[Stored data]
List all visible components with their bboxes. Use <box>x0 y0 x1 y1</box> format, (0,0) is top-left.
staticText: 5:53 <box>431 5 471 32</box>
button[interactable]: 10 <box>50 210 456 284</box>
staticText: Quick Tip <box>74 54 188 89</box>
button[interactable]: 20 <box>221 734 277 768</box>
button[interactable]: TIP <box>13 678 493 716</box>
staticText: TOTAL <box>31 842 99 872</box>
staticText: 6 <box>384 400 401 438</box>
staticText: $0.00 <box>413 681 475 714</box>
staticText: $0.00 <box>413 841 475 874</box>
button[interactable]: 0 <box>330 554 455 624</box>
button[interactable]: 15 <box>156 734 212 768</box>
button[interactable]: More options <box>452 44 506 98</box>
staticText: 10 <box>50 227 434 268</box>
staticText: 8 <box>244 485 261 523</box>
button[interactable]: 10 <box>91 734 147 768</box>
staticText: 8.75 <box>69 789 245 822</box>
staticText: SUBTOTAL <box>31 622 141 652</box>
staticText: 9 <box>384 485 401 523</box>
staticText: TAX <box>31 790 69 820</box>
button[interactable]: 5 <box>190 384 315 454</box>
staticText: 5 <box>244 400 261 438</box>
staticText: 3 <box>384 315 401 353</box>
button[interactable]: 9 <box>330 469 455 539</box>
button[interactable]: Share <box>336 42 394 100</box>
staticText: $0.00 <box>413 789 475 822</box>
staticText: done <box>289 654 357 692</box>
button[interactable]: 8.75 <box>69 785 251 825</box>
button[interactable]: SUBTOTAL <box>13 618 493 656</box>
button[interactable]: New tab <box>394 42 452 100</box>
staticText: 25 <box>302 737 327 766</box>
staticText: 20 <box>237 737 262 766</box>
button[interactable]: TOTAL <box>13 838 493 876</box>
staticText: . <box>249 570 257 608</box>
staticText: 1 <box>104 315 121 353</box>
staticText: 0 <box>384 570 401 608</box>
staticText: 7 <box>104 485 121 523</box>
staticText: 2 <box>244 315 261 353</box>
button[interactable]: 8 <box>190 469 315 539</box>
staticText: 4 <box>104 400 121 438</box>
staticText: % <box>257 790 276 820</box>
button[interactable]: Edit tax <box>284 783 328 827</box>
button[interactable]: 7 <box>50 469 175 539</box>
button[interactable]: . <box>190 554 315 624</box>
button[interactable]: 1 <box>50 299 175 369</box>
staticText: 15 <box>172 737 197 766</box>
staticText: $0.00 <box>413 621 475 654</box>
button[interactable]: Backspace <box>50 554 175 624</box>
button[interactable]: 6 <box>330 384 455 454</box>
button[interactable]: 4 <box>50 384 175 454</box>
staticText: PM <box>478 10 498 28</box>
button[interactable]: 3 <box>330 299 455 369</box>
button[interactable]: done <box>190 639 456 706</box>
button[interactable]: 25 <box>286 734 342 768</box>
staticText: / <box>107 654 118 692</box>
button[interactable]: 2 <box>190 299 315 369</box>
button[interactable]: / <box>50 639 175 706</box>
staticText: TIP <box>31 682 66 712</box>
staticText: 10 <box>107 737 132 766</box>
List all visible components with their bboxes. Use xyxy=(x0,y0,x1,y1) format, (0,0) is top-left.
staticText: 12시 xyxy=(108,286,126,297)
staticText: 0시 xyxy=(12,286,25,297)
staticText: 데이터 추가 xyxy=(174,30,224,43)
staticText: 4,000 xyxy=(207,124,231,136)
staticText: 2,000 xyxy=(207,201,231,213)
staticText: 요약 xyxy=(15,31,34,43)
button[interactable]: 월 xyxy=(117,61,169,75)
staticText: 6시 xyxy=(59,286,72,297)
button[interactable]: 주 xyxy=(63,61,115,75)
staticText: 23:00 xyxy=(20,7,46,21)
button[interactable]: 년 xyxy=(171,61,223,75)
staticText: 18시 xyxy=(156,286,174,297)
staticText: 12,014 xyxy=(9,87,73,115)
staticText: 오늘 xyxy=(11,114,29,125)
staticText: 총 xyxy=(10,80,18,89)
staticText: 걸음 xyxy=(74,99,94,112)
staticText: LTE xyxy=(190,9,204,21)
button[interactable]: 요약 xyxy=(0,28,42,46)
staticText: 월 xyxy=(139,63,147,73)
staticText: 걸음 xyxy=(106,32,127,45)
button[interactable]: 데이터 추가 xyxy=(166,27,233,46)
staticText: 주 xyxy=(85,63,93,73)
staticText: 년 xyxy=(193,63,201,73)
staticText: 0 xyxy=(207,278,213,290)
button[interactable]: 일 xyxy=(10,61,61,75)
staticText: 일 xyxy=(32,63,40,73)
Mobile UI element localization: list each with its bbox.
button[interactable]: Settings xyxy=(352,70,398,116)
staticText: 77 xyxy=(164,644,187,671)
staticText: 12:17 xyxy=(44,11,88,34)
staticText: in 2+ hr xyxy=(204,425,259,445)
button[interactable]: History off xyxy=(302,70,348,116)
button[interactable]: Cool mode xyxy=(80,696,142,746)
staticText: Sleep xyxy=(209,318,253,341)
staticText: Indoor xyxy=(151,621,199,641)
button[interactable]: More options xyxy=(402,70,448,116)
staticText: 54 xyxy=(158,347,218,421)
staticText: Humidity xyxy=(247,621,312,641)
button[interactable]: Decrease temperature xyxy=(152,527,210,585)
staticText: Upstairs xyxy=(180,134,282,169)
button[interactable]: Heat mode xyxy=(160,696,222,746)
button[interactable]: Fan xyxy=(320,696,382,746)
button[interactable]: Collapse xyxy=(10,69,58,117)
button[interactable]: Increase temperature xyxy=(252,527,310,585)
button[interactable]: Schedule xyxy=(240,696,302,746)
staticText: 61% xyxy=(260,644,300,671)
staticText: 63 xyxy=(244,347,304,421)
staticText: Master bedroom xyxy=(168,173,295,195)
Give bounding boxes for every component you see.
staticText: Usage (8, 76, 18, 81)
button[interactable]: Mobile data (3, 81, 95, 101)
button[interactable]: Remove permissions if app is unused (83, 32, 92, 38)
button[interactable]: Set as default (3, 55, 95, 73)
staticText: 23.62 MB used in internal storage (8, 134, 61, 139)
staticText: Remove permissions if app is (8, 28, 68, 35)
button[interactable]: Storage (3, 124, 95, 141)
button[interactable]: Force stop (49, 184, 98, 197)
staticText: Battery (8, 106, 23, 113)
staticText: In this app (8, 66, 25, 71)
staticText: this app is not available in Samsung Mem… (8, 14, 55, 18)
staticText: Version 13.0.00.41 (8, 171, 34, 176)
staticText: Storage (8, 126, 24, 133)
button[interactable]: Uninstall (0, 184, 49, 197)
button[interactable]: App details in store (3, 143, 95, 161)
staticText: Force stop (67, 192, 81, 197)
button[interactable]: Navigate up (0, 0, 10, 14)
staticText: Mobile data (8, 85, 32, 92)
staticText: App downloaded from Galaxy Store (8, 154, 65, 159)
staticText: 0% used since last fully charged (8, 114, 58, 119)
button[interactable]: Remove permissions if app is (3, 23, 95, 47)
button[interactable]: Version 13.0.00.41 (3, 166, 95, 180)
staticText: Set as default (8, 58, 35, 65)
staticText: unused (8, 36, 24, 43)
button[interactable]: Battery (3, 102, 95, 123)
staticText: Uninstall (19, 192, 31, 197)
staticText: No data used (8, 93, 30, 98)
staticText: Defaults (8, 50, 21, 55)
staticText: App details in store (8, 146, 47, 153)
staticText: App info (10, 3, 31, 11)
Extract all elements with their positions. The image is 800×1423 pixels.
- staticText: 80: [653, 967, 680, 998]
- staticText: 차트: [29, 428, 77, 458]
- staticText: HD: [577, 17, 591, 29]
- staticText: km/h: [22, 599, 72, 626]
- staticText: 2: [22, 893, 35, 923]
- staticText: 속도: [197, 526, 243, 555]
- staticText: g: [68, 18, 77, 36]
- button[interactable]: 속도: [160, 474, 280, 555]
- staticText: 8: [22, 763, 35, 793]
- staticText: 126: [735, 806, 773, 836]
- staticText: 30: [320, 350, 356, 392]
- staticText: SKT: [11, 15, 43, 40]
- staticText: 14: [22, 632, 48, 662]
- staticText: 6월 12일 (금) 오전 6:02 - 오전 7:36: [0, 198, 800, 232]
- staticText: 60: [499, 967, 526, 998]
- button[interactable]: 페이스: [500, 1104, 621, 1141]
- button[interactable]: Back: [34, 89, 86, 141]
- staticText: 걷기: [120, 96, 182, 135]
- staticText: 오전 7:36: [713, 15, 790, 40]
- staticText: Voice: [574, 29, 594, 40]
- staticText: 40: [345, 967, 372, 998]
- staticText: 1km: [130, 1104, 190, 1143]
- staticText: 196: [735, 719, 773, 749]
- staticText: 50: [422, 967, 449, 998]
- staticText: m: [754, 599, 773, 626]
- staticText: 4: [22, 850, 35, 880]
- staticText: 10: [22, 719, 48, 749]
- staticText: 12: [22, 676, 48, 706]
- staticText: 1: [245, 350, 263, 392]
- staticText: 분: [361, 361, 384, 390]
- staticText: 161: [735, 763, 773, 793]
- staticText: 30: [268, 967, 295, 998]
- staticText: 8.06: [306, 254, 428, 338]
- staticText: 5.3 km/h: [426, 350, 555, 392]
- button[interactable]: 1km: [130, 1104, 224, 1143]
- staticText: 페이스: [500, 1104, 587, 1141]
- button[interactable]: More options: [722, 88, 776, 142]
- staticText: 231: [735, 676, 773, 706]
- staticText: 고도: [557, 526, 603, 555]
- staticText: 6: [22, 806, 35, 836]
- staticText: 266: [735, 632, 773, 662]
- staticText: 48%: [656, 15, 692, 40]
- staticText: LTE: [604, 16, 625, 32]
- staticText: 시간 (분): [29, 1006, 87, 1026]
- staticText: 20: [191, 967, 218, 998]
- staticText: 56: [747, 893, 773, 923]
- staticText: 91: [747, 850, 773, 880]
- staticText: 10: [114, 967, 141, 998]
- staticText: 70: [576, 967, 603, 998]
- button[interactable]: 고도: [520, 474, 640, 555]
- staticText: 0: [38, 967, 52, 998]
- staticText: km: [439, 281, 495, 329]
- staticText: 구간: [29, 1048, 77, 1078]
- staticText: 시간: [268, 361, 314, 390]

▸ **Directions**
Update everything from the first line down to the line containing "button[interactable]: TIP <box>13" by replacing "staticText" with "label", leaving everything else unchanged. Return only those lines.

▸ **Response to this exercise**
List all visible components with their bboxes. Use <box>x0 y0 x1 y1</box> format, (0,0) is top-left.
label: 5:53 <box>431 5 471 32</box>
button[interactable]: 10 <box>50 210 456 284</box>
label: Quick Tip <box>74 54 188 89</box>
button[interactable]: 20 <box>221 734 277 768</box>
button[interactable]: TIP <box>13 678 493 716</box>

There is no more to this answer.